**EXERCISE DIRECTIONS**
Repeat the data verbatim.

Collected data:
-----
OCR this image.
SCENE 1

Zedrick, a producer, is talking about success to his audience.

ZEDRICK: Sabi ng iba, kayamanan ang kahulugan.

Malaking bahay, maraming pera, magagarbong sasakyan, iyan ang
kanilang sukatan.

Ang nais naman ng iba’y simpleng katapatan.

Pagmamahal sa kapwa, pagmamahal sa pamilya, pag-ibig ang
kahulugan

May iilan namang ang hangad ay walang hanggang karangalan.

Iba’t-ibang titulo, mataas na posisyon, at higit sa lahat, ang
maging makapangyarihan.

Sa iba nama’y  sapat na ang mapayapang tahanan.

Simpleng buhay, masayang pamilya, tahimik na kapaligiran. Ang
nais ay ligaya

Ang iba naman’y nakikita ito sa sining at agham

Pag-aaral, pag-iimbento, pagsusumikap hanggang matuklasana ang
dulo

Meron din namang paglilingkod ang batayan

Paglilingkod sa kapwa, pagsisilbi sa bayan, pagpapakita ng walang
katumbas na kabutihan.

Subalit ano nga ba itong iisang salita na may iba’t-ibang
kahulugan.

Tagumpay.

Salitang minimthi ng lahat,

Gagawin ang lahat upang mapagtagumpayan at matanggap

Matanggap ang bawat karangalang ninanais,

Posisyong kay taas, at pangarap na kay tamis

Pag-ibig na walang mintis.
-----
**ANSWER TO THE PROBLEM**
OCR this image.
SCENE 1

Zedrick, a producer, is talking about success to his audience.

ZEDRICK: Sabi ng iba, kayamanan ang kahulugan.

Malaking bahay, maraming pera, magagarbong sasakyan, iyan ang
kanilang sukatan.

Ang nais naman ng iba’y simpleng katapatan.

Pagmamahal sa kapwa, pagmamahal sa pamilya, pag-ibig ang
kahulugan

May iilan namang ang hangad ay walang hanggang karangalan.

Iba’t-ibang titulo, mataas na posisyon, at higit sa lahat, ang
maging makapangyarihan.

Sa iba nama’y  sapat na ang mapayapang tahanan.

Simpleng buhay, masayang pamilya, tahimik na kapaligiran. Ang
nais ay ligaya

Ang iba naman’y nakikita ito sa sining at agham

Pag-aaral, pag-iimbento, pagsusumikap hanggang matuklasana ang
dulo

Meron din namang paglilingkod ang batayan

Paglilingkod sa kapwa, pagsisilbi sa bayan, pagpapakita ng walang
katumbas na kabutihan.

Subalit ano nga ba itong iisang salita na may iba’t-ibang
kahulugan.

Tagumpay.

Salitang minimthi ng lahat,

Gagawin ang lahat upang mapagtagumpayan at matanggap

Matanggap ang bawat karangalang ninanais,

Posisyong kay taas, at pangarap na kay tamis

Pag-ibig na walang mintis.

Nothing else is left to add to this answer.